[Direction] Quote the data below in full, minus the images.
# START OF Listed records
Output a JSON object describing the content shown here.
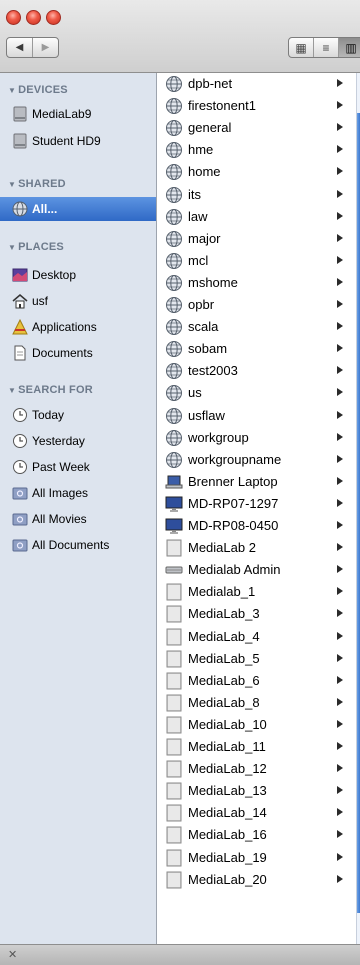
{
  "toolbar": {
    "nav_back": "◀",
    "nav_forward": "▶",
    "view_icon": "▦",
    "view_list": "≡",
    "view_column": "▥"
  },
  "sidebar": {
    "devices_header": "DEVICES",
    "devices": [
      {
        "label": "MediaLab9",
        "icon": "hard-drive-icon"
      },
      {
        "label": "Student HD9",
        "icon": "hard-drive-icon"
      }
    ],
    "shared_header": "SHARED",
    "shared": [
      {
        "label": "All...",
        "icon": "network-globe-icon",
        "selected": true
      }
    ],
    "places_header": "PLACES",
    "places": [
      {
        "label": "Desktop",
        "icon": "desktop-icon"
      },
      {
        "label": "usf",
        "icon": "home-icon"
      },
      {
        "label": "Applications",
        "icon": "applications-icon"
      },
      {
        "label": "Documents",
        "icon": "documents-icon"
      }
    ],
    "search_header": "SEARCH FOR",
    "searches": [
      {
        "label": "Today",
        "icon": "clock-icon"
      },
      {
        "label": "Yesterday",
        "icon": "clock-icon"
      },
      {
        "label": "Past Week",
        "icon": "clock-icon"
      },
      {
        "label": "All Images",
        "icon": "smart-folder-icon"
      },
      {
        "label": "All Movies",
        "icon": "smart-folder-icon"
      },
      {
        "label": "All Documents",
        "icon": "smart-folder-icon"
      }
    ]
  },
  "column": {
    "items": [
      {
        "label": "dpb-net",
        "icon": "workgroup-icon"
      },
      {
        "label": "firestonent1",
        "icon": "workgroup-icon"
      },
      {
        "label": "general",
        "icon": "workgroup-icon"
      },
      {
        "label": "hme",
        "icon": "workgroup-icon"
      },
      {
        "label": "home",
        "icon": "workgroup-icon"
      },
      {
        "label": "its",
        "icon": "workgroup-icon"
      },
      {
        "label": "law",
        "icon": "workgroup-icon"
      },
      {
        "label": "major",
        "icon": "workgroup-icon"
      },
      {
        "label": "mcl",
        "icon": "workgroup-icon"
      },
      {
        "label": "mshome",
        "icon": "workgroup-icon"
      },
      {
        "label": "opbr",
        "icon": "workgroup-icon"
      },
      {
        "label": "scala",
        "icon": "workgroup-icon"
      },
      {
        "label": "sobam",
        "icon": "workgroup-icon"
      },
      {
        "label": "test2003",
        "icon": "workgroup-icon"
      },
      {
        "label": "us",
        "icon": "workgroup-icon"
      },
      {
        "label": "usflaw",
        "icon": "workgroup-icon"
      },
      {
        "label": "workgroup",
        "icon": "workgroup-icon"
      },
      {
        "label": "workgroupname",
        "icon": "workgroup-icon"
      },
      {
        "label": "Brenner Laptop",
        "icon": "laptop-icon"
      },
      {
        "label": "MD-RP07-1297",
        "icon": "monitor-icon"
      },
      {
        "label": "MD-RP08-0450",
        "icon": "monitor-icon"
      },
      {
        "label": "MediaLab 2",
        "icon": "server-icon"
      },
      {
        "label": "Medialab Admin",
        "icon": "xserve-icon"
      },
      {
        "label": "Medialab_1",
        "icon": "server-icon"
      },
      {
        "label": "MediaLab_3",
        "icon": "server-icon"
      },
      {
        "label": "MediaLab_4",
        "icon": "server-icon"
      },
      {
        "label": "MediaLab_5",
        "icon": "server-icon"
      },
      {
        "label": "MediaLab_6",
        "icon": "server-icon"
      },
      {
        "label": "MediaLab_8",
        "icon": "server-icon"
      },
      {
        "label": "MediaLab_10",
        "icon": "server-icon"
      },
      {
        "label": "MediaLab_11",
        "icon": "server-icon"
      },
      {
        "label": "MediaLab_12",
        "icon": "server-icon"
      },
      {
        "label": "MediaLab_13",
        "icon": "server-icon"
      },
      {
        "label": "MediaLab_14",
        "icon": "server-icon"
      },
      {
        "label": "MediaLab_16",
        "icon": "server-icon"
      },
      {
        "label": "MediaLab_19",
        "icon": "server-icon"
      },
      {
        "label": "MediaLab_20",
        "icon": "server-icon"
      }
    ]
  },
  "colors": {
    "sidebar_bg": "#dde4ee",
    "selection": "#2f69c6",
    "section_header": "#6d7a8b"
  }
}
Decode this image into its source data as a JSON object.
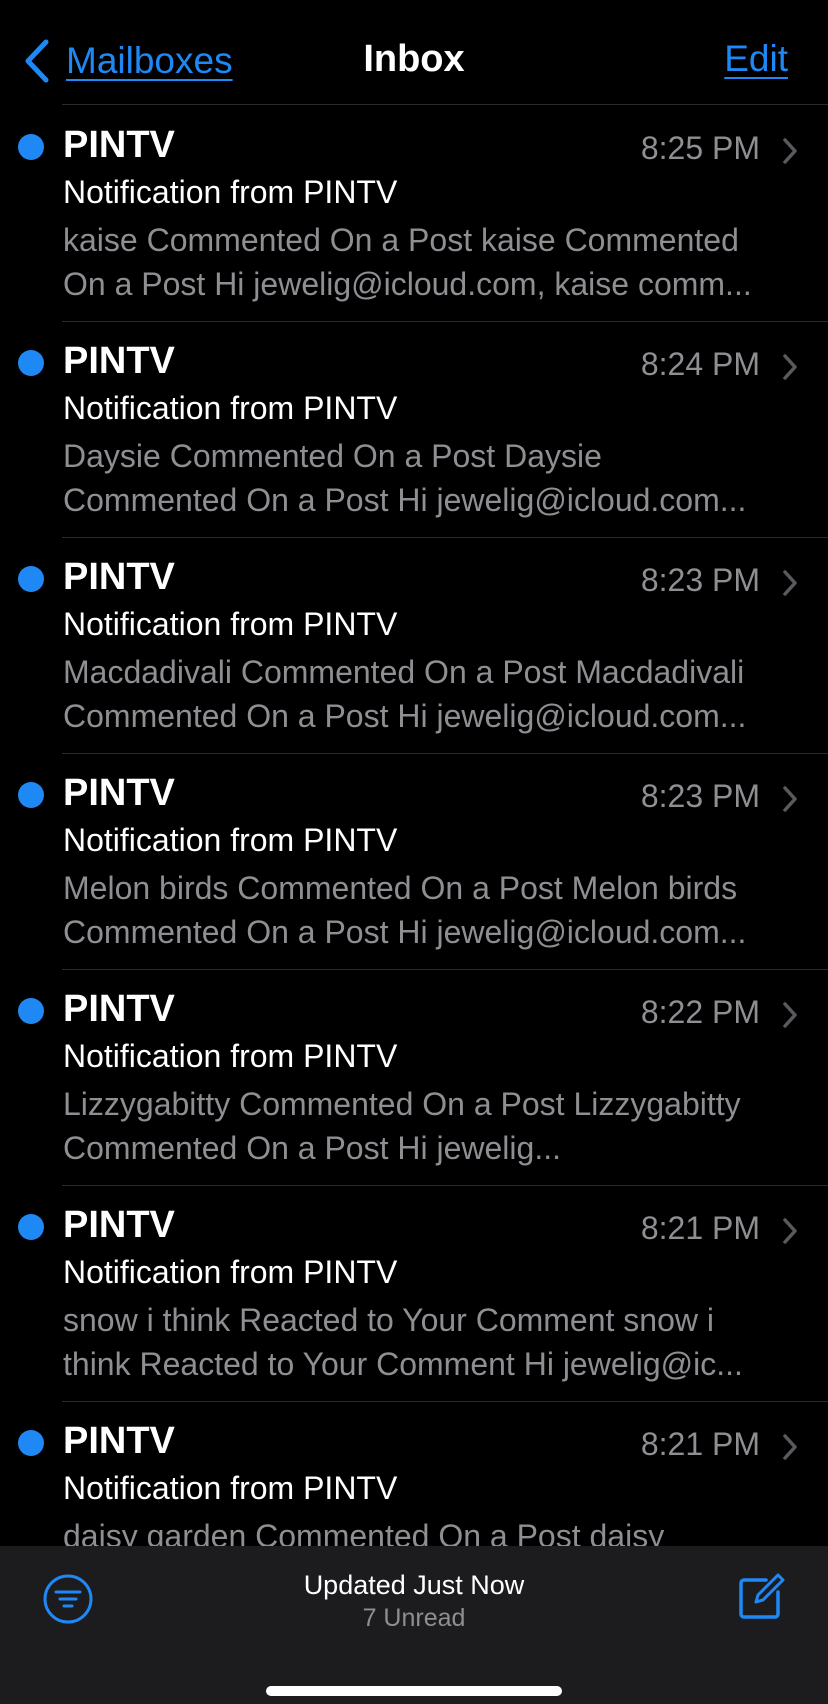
{
  "nav": {
    "back_label": "Mailboxes",
    "title": "Inbox",
    "edit_label": "Edit"
  },
  "messages": [
    {
      "sender": "PINTV",
      "time": "8:25 PM",
      "subject": "Notification from PINTV",
      "preview": "kaise Commented On a Post kaise Commented On a Post Hi jewelig@icloud.com, kaise comm...",
      "unread": true
    },
    {
      "sender": "PINTV",
      "time": "8:24 PM",
      "subject": "Notification from PINTV",
      "preview": "Daysie Commented On a Post Daysie Commented On a Post Hi jewelig@icloud.com...",
      "unread": true
    },
    {
      "sender": "PINTV",
      "time": "8:23 PM",
      "subject": "Notification from PINTV",
      "preview": "Macdadivali Commented On a Post Macdadivali Commented On a Post Hi jewelig@icloud.com...",
      "unread": true
    },
    {
      "sender": "PINTV",
      "time": "8:23 PM",
      "subject": "Notification from PINTV",
      "preview": "Melon birds Commented On a Post Melon birds Commented On a Post Hi jewelig@icloud.com...",
      "unread": true
    },
    {
      "sender": "PINTV",
      "time": "8:22 PM",
      "subject": "Notification from PINTV",
      "preview": "Lizzygabitty Commented On a Post Lizzygabitty Commented On a Post Hi jewelig...",
      "unread": true
    },
    {
      "sender": "PINTV",
      "time": "8:21 PM",
      "subject": "Notification from PINTV",
      "preview": "snow i think Reacted to Your Comment snow i think Reacted to Your Comment Hi jewelig@ic...",
      "unread": true
    },
    {
      "sender": "PINTV",
      "time": "8:21 PM",
      "subject": "Notification from PINTV",
      "preview": "daisy garden Commented On a Post daisy",
      "unread": true
    }
  ],
  "toolbar": {
    "status": "Updated Just Now",
    "unread_count": "7 Unread",
    "filter_icon": "filter-icon",
    "compose_icon": "compose-icon"
  },
  "colors": {
    "accent": "#1E88F5",
    "background": "#000000",
    "secondary_text": "#8E8E93",
    "toolbar_bg": "#1C1C1E"
  }
}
# END OF Listed records
[Answer in full]
Output a JSON object describing the content shown here.
{
  "toolbar": {
    "nav_back": "◀",
    "nav_forward": "▶",
    "view_icon": "▦",
    "view_list": "≡",
    "view_column": "▥"
  },
  "sidebar": {
    "devices_header": "DEVICES",
    "devices": [
      {
        "label": "MediaLab9",
        "icon": "hard-drive-icon"
      },
      {
        "label": "Student HD9",
        "icon": "hard-drive-icon"
      }
    ],
    "shared_header": "SHARED",
    "shared": [
      {
        "label": "All...",
        "icon": "network-globe-icon",
        "selected": true
      }
    ],
    "places_header": "PLACES",
    "places": [
      {
        "label": "Desktop",
        "icon": "desktop-icon"
      },
      {
        "label": "usf",
        "icon": "home-icon"
      },
      {
        "label": "Applications",
        "icon": "applications-icon"
      },
      {
        "label": "Documents",
        "icon": "documents-icon"
      }
    ],
    "search_header": "SEARCH FOR",
    "searches": [
      {
        "label": "Today",
        "icon": "clock-icon"
      },
      {
        "label": "Yesterday",
        "icon": "clock-icon"
      },
      {
        "label": "Past Week",
        "icon": "clock-icon"
      },
      {
        "label": "All Images",
        "icon": "smart-folder-icon"
      },
      {
        "label": "All Movies",
        "icon": "smart-folder-icon"
      },
      {
        "label": "All Documents",
        "icon": "smart-folder-icon"
      }
    ]
  },
  "column": {
    "items": [
      {
        "label": "dpb-net",
        "icon": "workgroup-icon"
      },
      {
        "label": "firestonent1",
        "icon": "workgroup-icon"
      },
      {
        "label": "general",
        "icon": "workgroup-icon"
      },
      {
        "label": "hme",
        "icon": "workgroup-icon"
      },
      {
        "label": "home",
        "icon": "workgroup-icon"
      },
      {
        "label": "its",
        "icon": "workgroup-icon"
      },
      {
        "label": "law",
        "icon": "workgroup-icon"
      },
      {
        "label": "major",
        "icon": "workgroup-icon"
      },
      {
        "label": "mcl",
        "icon": "workgroup-icon"
      },
      {
        "label": "mshome",
        "icon": "workgroup-icon"
      },
      {
        "label": "opbr",
        "icon": "workgroup-icon"
      },
      {
        "label": "scala",
        "icon": "workgroup-icon"
      },
      {
        "label": "sobam",
        "icon": "workgroup-icon"
      },
      {
        "label": "test2003",
        "icon": "workgroup-icon"
      },
      {
        "label": "us",
        "icon": "workgroup-icon"
      },
      {
        "label": "usflaw",
        "icon": "workgroup-icon"
      },
      {
        "label": "workgroup",
        "icon": "workgroup-icon"
      },
      {
        "label": "workgroupname",
        "icon": "workgroup-icon"
      },
      {
        "label": "Brenner Laptop",
        "icon": "laptop-icon"
      },
      {
        "label": "MD-RP07-1297",
        "icon": "monitor-icon"
      },
      {
        "label": "MD-RP08-0450",
        "icon": "monitor-icon"
      },
      {
        "label": "MediaLab 2",
        "icon": "server-icon"
      },
      {
        "label": "Medialab Admin",
        "icon": "xserve-icon"
      },
      {
        "label": "Medialab_1",
        "icon": "server-icon"
      },
      {
        "label": "MediaLab_3",
        "icon": "server-icon"
      },
      {
        "label": "MediaLab_4",
        "icon": "server-icon"
      },
      {
        "label": "MediaLab_5",
        "icon": "server-icon"
      },
      {
        "label": "MediaLab_6",
        "icon": "server-icon"
      },
      {
        "label": "MediaLab_8",
        "icon": "server-icon"
      },
      {
        "label": "MediaLab_10",
        "icon": "server-icon"
      },
      {
        "label": "MediaLab_11",
        "icon": "server-icon"
      },
      {
        "label": "MediaLab_12",
        "icon": "server-icon"
      },
      {
        "label": "MediaLab_13",
        "icon": "server-icon"
      },
      {
        "label": "MediaLab_14",
        "icon": "server-icon"
      },
      {
        "label": "MediaLab_16",
        "icon": "server-icon"
      },
      {
        "label": "MediaLab_19",
        "icon": "server-icon"
      },
      {
        "label": "MediaLab_20",
        "icon": "server-icon"
      }
    ]
  },
  "colors": {
    "sidebar_bg": "#dde4ee",
    "selection": "#2f69c6",
    "section_header": "#6d7a8b"
  }
}
Decode this image into its source data as a JSON object.
{
  "nav": {
    "back_label": "Mailboxes",
    "title": "Inbox",
    "edit_label": "Edit"
  },
  "messages": [
    {
      "sender": "PINTV",
      "time": "8:25 PM",
      "subject": "Notification from PINTV",
      "preview": "kaise Commented On a Post kaise Commented On a Post Hi jewelig@icloud.com, kaise comm...",
      "unread": true
    },
    {
      "sender": "PINTV",
      "time": "8:24 PM",
      "subject": "Notification from PINTV",
      "preview": "Daysie Commented On a Post Daysie Commented On a Post Hi jewelig@icloud.com...",
      "unread": true
    },
    {
      "sender": "PINTV",
      "time": "8:23 PM",
      "subject": "Notification from PINTV",
      "preview": "Macdadivali Commented On a Post Macdadivali Commented On a Post Hi jewelig@icloud.com...",
      "unread": true
    },
    {
      "sender": "PINTV",
      "time": "8:23 PM",
      "subject": "Notification from PINTV",
      "preview": "Melon birds Commented On a Post Melon birds Commented On a Post Hi jewelig@icloud.com...",
      "unread": true
    },
    {
      "sender": "PINTV",
      "time": "8:22 PM",
      "subject": "Notification from PINTV",
      "preview": "Lizzygabitty Commented On a Post Lizzygabitty Commented On a Post Hi jewelig...",
      "unread": true
    },
    {
      "sender": "PINTV",
      "time": "8:21 PM",
      "subject": "Notification from PINTV",
      "preview": "snow i think Reacted to Your Comment snow i think Reacted to Your Comment Hi jewelig@ic...",
      "unread": true
    },
    {
      "sender": "PINTV",
      "time": "8:21 PM",
      "subject": "Notification from PINTV",
      "preview": "daisy garden Commented On a Post daisy",
      "unread": true
    }
  ],
  "toolbar": {
    "status": "Updated Just Now",
    "unread_count": "7 Unread",
    "filter_icon": "filter-icon",
    "compose_icon": "compose-icon"
  },
  "colors": {
    "accent": "#1E88F5",
    "background": "#000000",
    "secondary_text": "#8E8E93",
    "toolbar_bg": "#1C1C1E"
  }
}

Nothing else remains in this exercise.